— What you should do —
Rewrite each of the records with "List" swapped for "Enumerate", keeping everything else unchanged, and omit the pictures.

____________

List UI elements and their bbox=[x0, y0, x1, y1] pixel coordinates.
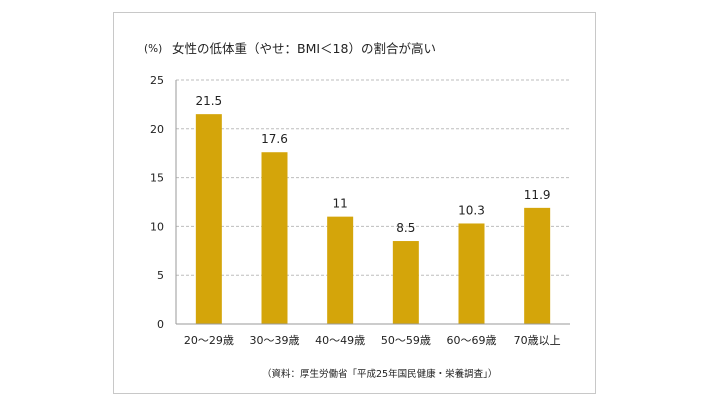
y-tick-label: 5 bbox=[157, 269, 164, 282]
bar bbox=[327, 216, 354, 324]
x-category-label: 50〜59歳 bbox=[381, 334, 431, 347]
bar-value-label: 8.5 bbox=[396, 221, 415, 235]
y-tick-label: 25 bbox=[150, 74, 164, 87]
x-category-label: 60〜69歳 bbox=[447, 334, 497, 347]
y-axis-ticks: 0 5 10 15 20 25 bbox=[150, 74, 164, 331]
bar-value-label: 11.9 bbox=[524, 188, 551, 202]
bar bbox=[195, 114, 222, 324]
y-tick-label: 10 bbox=[150, 220, 164, 233]
y-tick-label: 0 bbox=[157, 318, 164, 331]
x-category-label: 40〜49歳 bbox=[315, 334, 365, 347]
bar bbox=[524, 207, 551, 324]
x-category-label: 20〜29歳 bbox=[184, 334, 234, 347]
x-axis-categories: 20〜29歳 30〜39歳 40〜49歳 50〜59歳 60〜69歳 70歳以上 bbox=[184, 334, 561, 347]
gridlines bbox=[176, 79, 570, 276]
bar-value-label: 10.3 bbox=[458, 203, 485, 217]
bar-value-label: 17.6 bbox=[261, 132, 288, 146]
source-note: （資料：厚生労働省「平成25年国民健康・栄養調査」） bbox=[262, 368, 497, 380]
value-labels: 21.5 17.6 11 8.5 10.3 11.9 bbox=[195, 94, 550, 235]
bar-value-label: 11 bbox=[333, 197, 348, 211]
bars bbox=[195, 114, 551, 324]
x-category-label: 70歳以上 bbox=[514, 334, 561, 347]
x-category-label: 30〜39歳 bbox=[250, 334, 300, 347]
chart-frame bbox=[113, 12, 596, 394]
bar bbox=[392, 241, 419, 324]
bar bbox=[261, 152, 288, 324]
y-tick-label: 20 bbox=[150, 123, 164, 136]
bar-value-label: 21.5 bbox=[195, 94, 222, 108]
chart-title: 女性の低体重（やせ：BMI＜18）の割合が高い bbox=[172, 41, 436, 56]
bar bbox=[458, 223, 485, 324]
y-axis-unit: (%) bbox=[144, 43, 162, 55]
y-tick-label: 15 bbox=[150, 172, 164, 185]
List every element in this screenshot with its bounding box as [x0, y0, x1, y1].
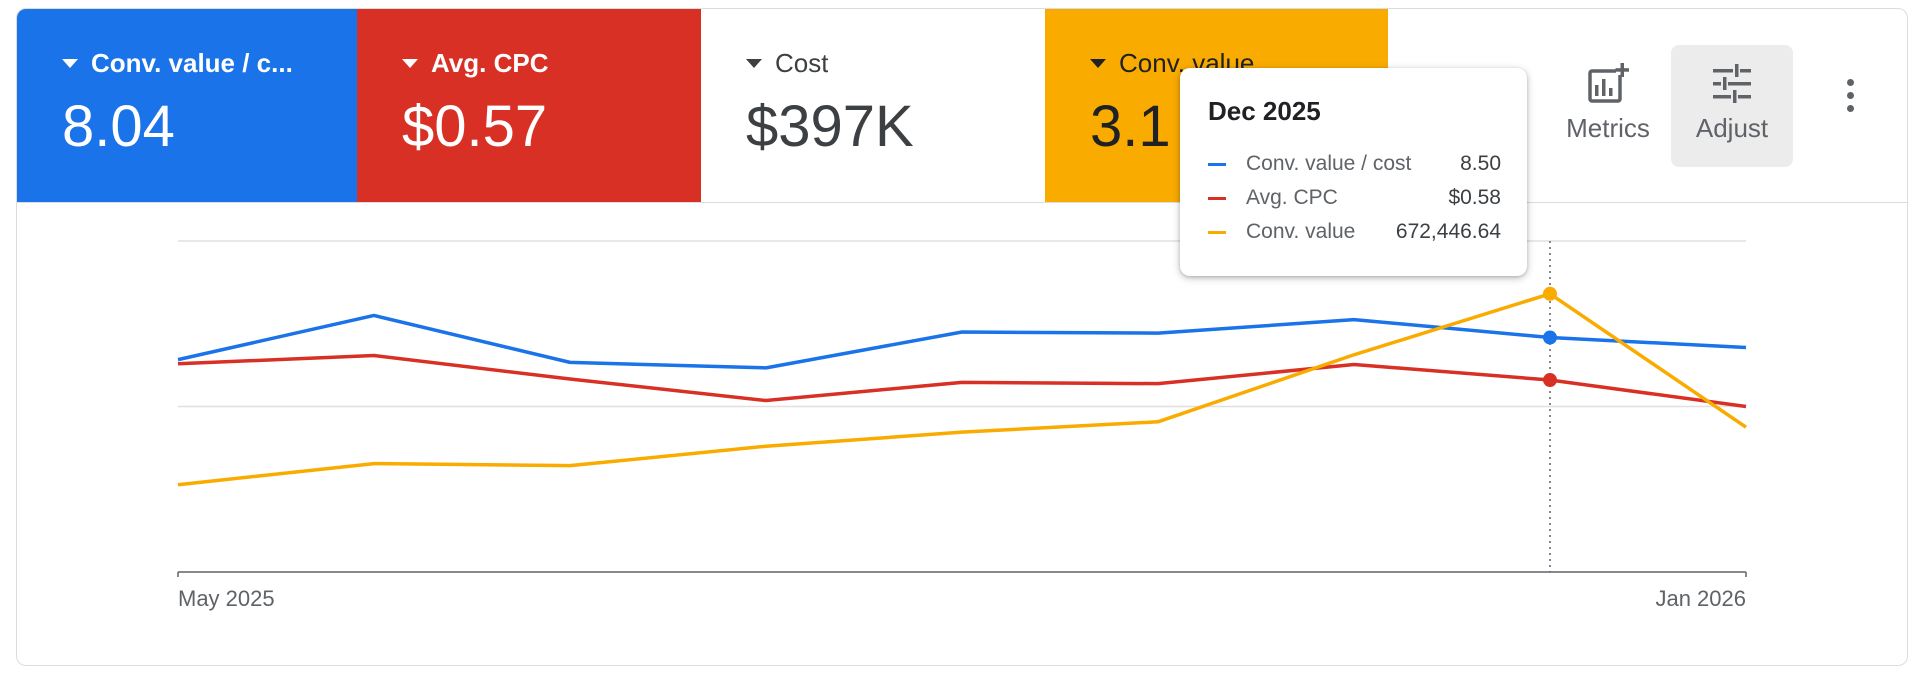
scorecards-divider	[17, 202, 1907, 203]
scorecard-avg-cpc[interactable]: Avg. CPC $0.57	[357, 9, 701, 202]
chart-tooltip: Dec 2025 Conv. value / cost 8.50 Avg. CP…	[1180, 68, 1527, 276]
metrics-label: Metrics	[1566, 113, 1650, 143]
highlight-point	[1543, 286, 1557, 301]
tooltip-row: Avg. CPC $0.58	[1208, 181, 1501, 215]
scorecard-value: $0.57	[402, 94, 548, 159]
adjust-button[interactable]: Adjust	[1671, 45, 1793, 167]
scorecard-value: $397K	[746, 94, 914, 159]
more-vert-icon	[1846, 79, 1854, 86]
tooltip-series-value: 672,446.64	[1395, 220, 1501, 243]
tooltip-row: Conv. value / cost 8.50	[1208, 147, 1501, 181]
dropdown-arrow-icon	[746, 58, 762, 68]
scorecard-label: Cost	[775, 47, 829, 78]
scorecard-cost[interactable]: Cost $397K	[701, 9, 1045, 202]
scorecard-label: Avg. CPC	[431, 47, 549, 78]
scorecard-value: 8.04	[62, 94, 175, 159]
tune-icon	[1713, 64, 1751, 103]
series-swatch	[1208, 196, 1226, 200]
series-line	[177, 353, 1747, 409]
dropdown-arrow-icon	[402, 58, 418, 68]
highlight-point	[1543, 373, 1557, 388]
series-swatch	[1208, 230, 1226, 234]
tooltip-series-name: Avg. CPC	[1246, 186, 1338, 209]
adjust-label: Adjust	[1695, 113, 1769, 143]
dropdown-arrow-icon	[62, 58, 78, 68]
tooltip-series-value: 8.50	[1460, 152, 1501, 175]
scorecard-label: Conv. value / c...	[91, 47, 293, 78]
more-options-button[interactable]	[1835, 79, 1865, 149]
series-swatch	[1208, 162, 1226, 166]
performance-chart-card: May 2025 Jan 2026 Conv. value / c... 8.04…	[16, 8, 1908, 666]
x-tick-label: May 2025	[178, 586, 275, 611]
scorecard-value: 3.1	[1090, 94, 1171, 159]
x-tick-label: Jan 2026	[1655, 586, 1746, 611]
dropdown-arrow-icon	[1090, 58, 1106, 68]
highlight-point	[1543, 330, 1557, 345]
line-chart[interactable]: May 2025 Jan 2026	[17, 9, 1908, 666]
add-chart-icon	[1588, 63, 1629, 103]
scorecards: Conv. value / c... 8.04 Avg. CPC $0.57 C…	[17, 9, 1389, 202]
series-line	[177, 292, 1747, 487]
tooltip-series-name: Conv. value	[1246, 220, 1356, 243]
chart-area: May 2025 Jan 2026	[17, 9, 1908, 666]
metrics-button[interactable]: Metrics	[1547, 45, 1669, 167]
scorecard-conv-value-cost[interactable]: Conv. value / c... 8.04	[17, 9, 357, 202]
series-line	[177, 313, 1747, 370]
tooltip-title: Dec 2025	[1208, 96, 1321, 126]
tooltip-row: Conv. value 672,446.64	[1208, 215, 1501, 249]
tooltip-series-name: Conv. value / cost	[1246, 152, 1412, 175]
tooltip-series-value: $0.58	[1448, 186, 1501, 209]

____________

— Answer to this task —
Enumerate UI elements and their bbox=[x0, y0, x1, y1] pixel coordinates.
y-tick-label: 5 bbox=[157, 269, 164, 282]
bar bbox=[327, 216, 354, 324]
x-category-label: 50〜59歳 bbox=[381, 334, 431, 347]
bar-value-label: 8.5 bbox=[396, 221, 415, 235]
y-tick-label: 25 bbox=[150, 74, 164, 87]
x-category-label: 60〜69歳 bbox=[447, 334, 497, 347]
y-axis-ticks: 0 5 10 15 20 25 bbox=[150, 74, 164, 331]
bar-value-label: 11.9 bbox=[524, 188, 551, 202]
bar bbox=[195, 114, 222, 324]
y-tick-label: 10 bbox=[150, 220, 164, 233]
y-tick-label: 0 bbox=[157, 318, 164, 331]
x-category-label: 40〜49歳 bbox=[315, 334, 365, 347]
bar bbox=[524, 207, 551, 324]
x-category-label: 20〜29歳 bbox=[184, 334, 234, 347]
x-axis-categories: 20〜29歳 30〜39歳 40〜49歳 50〜59歳 60〜69歳 70歳以上 bbox=[184, 334, 561, 347]
gridlines bbox=[176, 79, 570, 276]
bar-value-label: 10.3 bbox=[458, 203, 485, 217]
bar-value-label: 17.6 bbox=[261, 132, 288, 146]
source-note: （資料：厚生労働省「平成25年国民健康・栄養調査」） bbox=[262, 368, 497, 380]
value-labels: 21.5 17.6 11 8.5 10.3 11.9 bbox=[195, 94, 550, 235]
bar-value-label: 11 bbox=[333, 197, 348, 211]
bars bbox=[195, 114, 551, 324]
x-category-label: 70歳以上 bbox=[514, 334, 561, 347]
x-category-label: 30〜39歳 bbox=[250, 334, 300, 347]
chart-frame bbox=[113, 12, 596, 394]
bar bbox=[392, 241, 419, 324]
bar bbox=[261, 152, 288, 324]
y-tick-label: 20 bbox=[150, 123, 164, 136]
bar-value-label: 21.5 bbox=[195, 94, 222, 108]
chart-title: 女性の低体重（やせ：BMI＜18）の割合が高い bbox=[172, 41, 436, 56]
bar bbox=[458, 223, 485, 324]
y-axis-unit: (%) bbox=[144, 43, 162, 55]
y-tick-label: 15 bbox=[150, 172, 164, 185]
Enumerate every element in this screenshot with its bounding box as [x0, y0, x1, y1].
scorecards-divider	[17, 202, 1907, 203]
scorecard-avg-cpc[interactable]: Avg. CPC $0.57	[357, 9, 701, 202]
chart-tooltip: Dec 2025 Conv. value / cost 8.50 Avg. CP…	[1180, 68, 1527, 276]
metrics-label: Metrics	[1566, 113, 1650, 143]
highlight-point	[1543, 286, 1557, 301]
tooltip-row: Avg. CPC $0.58	[1208, 181, 1501, 215]
scorecard-value: $0.57	[402, 94, 548, 159]
adjust-button[interactable]: Adjust	[1671, 45, 1793, 167]
scorecard-value: $397K	[746, 94, 914, 159]
more-vert-icon	[1846, 79, 1854, 86]
tooltip-series-value: 672,446.64	[1395, 220, 1501, 243]
tooltip-row: Conv. value / cost 8.50	[1208, 147, 1501, 181]
dropdown-arrow-icon	[746, 58, 762, 68]
scorecard-label: Cost	[775, 47, 829, 78]
scorecard-cost[interactable]: Cost $397K	[701, 9, 1045, 202]
scorecard-label: Avg. CPC	[431, 47, 549, 78]
scorecard-value: 8.04	[62, 94, 175, 159]
tune-icon	[1713, 64, 1751, 103]
series-swatch	[1208, 196, 1226, 200]
series-line	[177, 353, 1747, 409]
dropdown-arrow-icon	[402, 58, 418, 68]
highlight-point	[1543, 373, 1557, 388]
series-swatch	[1208, 230, 1226, 234]
tooltip-series-name: Avg. CPC	[1246, 186, 1338, 209]
adjust-label: Adjust	[1695, 113, 1769, 143]
dropdown-arrow-icon	[62, 58, 78, 68]
tooltip-series-value: 8.50	[1460, 152, 1501, 175]
scorecard-label: Conv. value / c...	[91, 47, 293, 78]
more-options-button[interactable]	[1835, 79, 1865, 149]
series-swatch	[1208, 162, 1226, 166]
performance-chart-card: May 2025 Jan 2026 Conv. value / c... 8.04…	[16, 8, 1908, 666]
x-tick-label: May 2025	[178, 586, 275, 611]
scorecard-value: 3.1	[1090, 94, 1171, 159]
x-tick-label: Jan 2026	[1655, 586, 1746, 611]
dropdown-arrow-icon	[1090, 58, 1106, 68]
highlight-point	[1543, 330, 1557, 345]
line-chart[interactable]: May 2025 Jan 2026	[17, 9, 1908, 666]
add-chart-icon	[1588, 63, 1629, 103]
scorecards: Conv. value / c... 8.04 Avg. CPC $0.57 C…	[17, 9, 1389, 202]
series-line	[177, 292, 1747, 487]
tooltip-series-name: Conv. value	[1246, 220, 1356, 243]
chart-area: May 2025 Jan 2026	[17, 9, 1908, 666]
metrics-button[interactable]: Metrics	[1547, 45, 1669, 167]
scorecard-conv-value-cost[interactable]: Conv. value / c... 8.04	[17, 9, 357, 202]
series-line	[177, 313, 1747, 370]
tooltip-title: Dec 2025	[1208, 96, 1321, 126]
tooltip-row: Conv. value 672,446.64	[1208, 215, 1501, 249]
tooltip-series-name: Conv. value / cost	[1246, 152, 1412, 175]
tooltip-series-value: $0.58	[1448, 186, 1501, 209]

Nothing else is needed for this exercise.